Sift the material for lines containing "screenshot", and return them.

··· DATA SECTION

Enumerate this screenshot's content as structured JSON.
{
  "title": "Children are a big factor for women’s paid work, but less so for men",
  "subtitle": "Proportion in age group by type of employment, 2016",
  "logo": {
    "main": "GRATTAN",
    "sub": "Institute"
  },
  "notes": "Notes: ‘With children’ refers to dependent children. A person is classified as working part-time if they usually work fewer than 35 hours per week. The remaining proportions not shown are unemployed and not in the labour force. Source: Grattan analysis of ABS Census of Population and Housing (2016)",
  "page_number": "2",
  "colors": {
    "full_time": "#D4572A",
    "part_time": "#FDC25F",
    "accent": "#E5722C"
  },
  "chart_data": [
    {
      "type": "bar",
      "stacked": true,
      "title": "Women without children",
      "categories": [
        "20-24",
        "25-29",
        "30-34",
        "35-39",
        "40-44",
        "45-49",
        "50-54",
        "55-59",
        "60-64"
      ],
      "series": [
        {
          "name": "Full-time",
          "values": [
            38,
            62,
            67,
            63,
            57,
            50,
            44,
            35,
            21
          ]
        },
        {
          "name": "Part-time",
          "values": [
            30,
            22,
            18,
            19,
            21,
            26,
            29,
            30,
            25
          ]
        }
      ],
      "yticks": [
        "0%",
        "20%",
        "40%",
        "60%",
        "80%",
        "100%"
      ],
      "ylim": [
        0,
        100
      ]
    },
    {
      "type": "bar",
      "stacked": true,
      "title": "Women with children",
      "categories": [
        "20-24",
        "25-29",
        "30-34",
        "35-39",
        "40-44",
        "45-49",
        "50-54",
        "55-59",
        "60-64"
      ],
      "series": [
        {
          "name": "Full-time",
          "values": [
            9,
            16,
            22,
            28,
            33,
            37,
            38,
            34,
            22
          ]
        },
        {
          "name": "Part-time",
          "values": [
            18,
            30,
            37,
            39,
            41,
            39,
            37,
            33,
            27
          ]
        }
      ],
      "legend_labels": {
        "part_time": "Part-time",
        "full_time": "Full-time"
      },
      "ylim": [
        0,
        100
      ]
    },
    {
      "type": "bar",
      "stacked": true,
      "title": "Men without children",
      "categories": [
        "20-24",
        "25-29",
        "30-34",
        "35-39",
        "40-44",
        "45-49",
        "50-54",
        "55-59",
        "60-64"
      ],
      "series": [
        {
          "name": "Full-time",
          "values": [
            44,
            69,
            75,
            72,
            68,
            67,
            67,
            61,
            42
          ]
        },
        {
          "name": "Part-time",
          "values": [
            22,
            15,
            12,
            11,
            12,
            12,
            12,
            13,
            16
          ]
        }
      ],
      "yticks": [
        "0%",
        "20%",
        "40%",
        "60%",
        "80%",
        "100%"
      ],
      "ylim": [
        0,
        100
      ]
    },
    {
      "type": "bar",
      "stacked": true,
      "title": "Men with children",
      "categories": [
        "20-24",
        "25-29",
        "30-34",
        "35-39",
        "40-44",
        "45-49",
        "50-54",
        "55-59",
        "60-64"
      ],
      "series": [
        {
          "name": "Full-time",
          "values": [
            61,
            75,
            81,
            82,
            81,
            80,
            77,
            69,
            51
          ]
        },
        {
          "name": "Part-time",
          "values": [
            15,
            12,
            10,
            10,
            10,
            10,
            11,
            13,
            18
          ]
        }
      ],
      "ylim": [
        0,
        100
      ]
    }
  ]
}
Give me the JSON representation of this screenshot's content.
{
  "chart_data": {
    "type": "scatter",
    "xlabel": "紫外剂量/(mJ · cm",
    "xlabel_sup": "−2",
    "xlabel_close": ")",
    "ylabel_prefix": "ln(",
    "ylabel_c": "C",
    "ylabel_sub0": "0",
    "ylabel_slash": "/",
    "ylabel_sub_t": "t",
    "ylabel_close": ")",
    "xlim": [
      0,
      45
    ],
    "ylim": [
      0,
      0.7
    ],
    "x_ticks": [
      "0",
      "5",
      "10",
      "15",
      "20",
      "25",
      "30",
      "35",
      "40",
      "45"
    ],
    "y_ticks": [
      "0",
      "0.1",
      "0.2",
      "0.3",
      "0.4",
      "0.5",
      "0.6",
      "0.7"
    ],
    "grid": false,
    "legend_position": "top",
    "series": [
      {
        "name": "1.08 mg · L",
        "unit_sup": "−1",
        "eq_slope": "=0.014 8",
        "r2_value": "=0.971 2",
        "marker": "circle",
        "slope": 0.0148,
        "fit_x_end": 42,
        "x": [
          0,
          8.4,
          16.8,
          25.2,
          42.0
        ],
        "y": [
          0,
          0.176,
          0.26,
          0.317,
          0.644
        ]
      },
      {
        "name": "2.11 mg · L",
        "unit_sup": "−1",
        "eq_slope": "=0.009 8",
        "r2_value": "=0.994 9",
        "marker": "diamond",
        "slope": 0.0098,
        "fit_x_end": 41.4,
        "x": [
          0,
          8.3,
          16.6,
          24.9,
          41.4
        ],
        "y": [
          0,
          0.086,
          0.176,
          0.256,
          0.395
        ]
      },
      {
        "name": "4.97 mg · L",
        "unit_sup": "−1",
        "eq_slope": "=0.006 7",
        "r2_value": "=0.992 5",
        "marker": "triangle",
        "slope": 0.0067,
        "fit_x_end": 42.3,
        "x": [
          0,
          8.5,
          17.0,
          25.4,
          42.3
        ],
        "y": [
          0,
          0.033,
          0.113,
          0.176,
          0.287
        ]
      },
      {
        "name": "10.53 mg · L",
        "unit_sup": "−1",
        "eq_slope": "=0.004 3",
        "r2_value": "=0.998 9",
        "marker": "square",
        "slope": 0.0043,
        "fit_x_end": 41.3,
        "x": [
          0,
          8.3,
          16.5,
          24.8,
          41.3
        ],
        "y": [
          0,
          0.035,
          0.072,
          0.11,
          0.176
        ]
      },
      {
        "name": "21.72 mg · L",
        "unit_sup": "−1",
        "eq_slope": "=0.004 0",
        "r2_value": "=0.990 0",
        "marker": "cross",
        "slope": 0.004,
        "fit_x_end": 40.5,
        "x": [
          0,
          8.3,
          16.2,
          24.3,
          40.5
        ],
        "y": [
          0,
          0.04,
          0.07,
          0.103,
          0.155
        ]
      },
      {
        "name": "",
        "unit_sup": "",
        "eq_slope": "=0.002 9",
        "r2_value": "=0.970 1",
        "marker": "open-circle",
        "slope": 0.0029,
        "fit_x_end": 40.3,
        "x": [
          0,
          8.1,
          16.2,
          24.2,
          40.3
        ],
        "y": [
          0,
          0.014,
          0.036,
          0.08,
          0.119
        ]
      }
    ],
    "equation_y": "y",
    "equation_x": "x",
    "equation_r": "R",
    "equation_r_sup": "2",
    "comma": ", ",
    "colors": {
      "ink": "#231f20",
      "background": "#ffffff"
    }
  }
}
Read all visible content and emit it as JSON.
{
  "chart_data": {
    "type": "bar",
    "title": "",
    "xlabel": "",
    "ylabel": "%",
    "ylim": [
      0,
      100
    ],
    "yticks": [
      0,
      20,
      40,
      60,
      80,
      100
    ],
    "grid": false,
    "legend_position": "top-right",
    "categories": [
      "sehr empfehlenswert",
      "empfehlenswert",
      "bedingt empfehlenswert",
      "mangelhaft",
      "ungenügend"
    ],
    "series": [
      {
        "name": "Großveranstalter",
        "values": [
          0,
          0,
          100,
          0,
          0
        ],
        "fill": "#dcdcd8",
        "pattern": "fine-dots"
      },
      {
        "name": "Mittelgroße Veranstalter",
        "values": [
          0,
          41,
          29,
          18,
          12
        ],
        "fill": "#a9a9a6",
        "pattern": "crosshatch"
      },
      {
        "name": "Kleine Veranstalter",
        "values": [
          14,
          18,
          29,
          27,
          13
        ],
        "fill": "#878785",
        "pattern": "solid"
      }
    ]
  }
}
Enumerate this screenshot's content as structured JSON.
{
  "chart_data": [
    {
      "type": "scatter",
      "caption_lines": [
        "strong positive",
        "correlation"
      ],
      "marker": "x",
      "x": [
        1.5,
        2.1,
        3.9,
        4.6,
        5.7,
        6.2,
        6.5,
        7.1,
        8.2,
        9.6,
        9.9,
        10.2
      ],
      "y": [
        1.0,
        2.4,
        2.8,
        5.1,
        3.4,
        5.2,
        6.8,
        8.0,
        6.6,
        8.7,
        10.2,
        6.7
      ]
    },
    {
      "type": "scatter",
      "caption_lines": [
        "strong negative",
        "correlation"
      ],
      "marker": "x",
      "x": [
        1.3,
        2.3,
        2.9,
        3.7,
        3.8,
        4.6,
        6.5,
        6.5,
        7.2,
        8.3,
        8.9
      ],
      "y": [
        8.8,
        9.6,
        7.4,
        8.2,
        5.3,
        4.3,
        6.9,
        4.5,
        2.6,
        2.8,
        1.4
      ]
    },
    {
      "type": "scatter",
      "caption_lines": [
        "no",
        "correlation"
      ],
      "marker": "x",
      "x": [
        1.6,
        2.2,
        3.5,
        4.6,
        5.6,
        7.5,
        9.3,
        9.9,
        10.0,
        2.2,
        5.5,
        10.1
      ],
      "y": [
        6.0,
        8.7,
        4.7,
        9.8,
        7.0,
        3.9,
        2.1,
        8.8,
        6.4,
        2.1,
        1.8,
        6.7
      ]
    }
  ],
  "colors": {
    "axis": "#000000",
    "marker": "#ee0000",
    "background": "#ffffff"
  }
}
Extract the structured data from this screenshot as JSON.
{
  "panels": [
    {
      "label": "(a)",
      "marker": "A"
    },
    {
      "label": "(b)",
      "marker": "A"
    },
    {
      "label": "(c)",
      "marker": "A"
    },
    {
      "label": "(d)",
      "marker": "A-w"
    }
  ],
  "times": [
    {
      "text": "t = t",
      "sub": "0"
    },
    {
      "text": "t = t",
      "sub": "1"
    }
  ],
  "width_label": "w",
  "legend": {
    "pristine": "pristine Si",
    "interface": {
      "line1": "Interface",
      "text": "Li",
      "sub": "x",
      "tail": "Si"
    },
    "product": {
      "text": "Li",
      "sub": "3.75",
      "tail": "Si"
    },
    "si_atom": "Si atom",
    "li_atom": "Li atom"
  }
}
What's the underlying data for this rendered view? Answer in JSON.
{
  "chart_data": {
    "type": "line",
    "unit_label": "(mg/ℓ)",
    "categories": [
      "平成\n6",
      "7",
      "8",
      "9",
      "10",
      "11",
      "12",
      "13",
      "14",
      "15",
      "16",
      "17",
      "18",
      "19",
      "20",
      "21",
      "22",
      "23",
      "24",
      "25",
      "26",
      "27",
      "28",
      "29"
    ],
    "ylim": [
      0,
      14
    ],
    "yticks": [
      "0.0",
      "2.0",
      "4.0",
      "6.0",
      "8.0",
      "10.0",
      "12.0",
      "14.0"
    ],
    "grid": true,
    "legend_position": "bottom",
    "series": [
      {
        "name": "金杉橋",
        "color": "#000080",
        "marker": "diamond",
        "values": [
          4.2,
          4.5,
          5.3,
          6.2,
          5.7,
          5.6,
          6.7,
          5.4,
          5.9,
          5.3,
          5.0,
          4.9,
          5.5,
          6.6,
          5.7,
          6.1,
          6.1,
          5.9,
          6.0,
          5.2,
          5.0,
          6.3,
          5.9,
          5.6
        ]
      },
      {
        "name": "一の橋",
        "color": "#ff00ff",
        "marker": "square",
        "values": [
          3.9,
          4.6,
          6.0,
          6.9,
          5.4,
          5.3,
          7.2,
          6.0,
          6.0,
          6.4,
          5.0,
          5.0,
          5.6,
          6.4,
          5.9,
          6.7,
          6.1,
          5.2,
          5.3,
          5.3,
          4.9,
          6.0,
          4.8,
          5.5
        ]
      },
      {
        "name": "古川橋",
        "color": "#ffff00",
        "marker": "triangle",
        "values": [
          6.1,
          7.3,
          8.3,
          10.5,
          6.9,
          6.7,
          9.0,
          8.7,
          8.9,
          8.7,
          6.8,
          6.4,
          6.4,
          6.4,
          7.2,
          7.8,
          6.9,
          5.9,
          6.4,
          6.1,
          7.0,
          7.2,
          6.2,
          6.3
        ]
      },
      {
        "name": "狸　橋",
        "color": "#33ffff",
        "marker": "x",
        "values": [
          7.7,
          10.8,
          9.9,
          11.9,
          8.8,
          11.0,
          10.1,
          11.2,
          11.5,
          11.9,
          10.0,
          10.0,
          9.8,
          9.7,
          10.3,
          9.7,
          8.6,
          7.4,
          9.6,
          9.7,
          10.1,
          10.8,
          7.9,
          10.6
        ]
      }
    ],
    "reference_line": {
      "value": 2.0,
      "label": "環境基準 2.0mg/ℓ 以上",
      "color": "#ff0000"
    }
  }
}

······

RESPONSE:
Enumerate this screenshot's content as structured JSON.
Give me the JSON representation of this screenshot's content.
Enumerate this screenshot's content as structured JSON.
Extract the structured data from this screenshot as JSON.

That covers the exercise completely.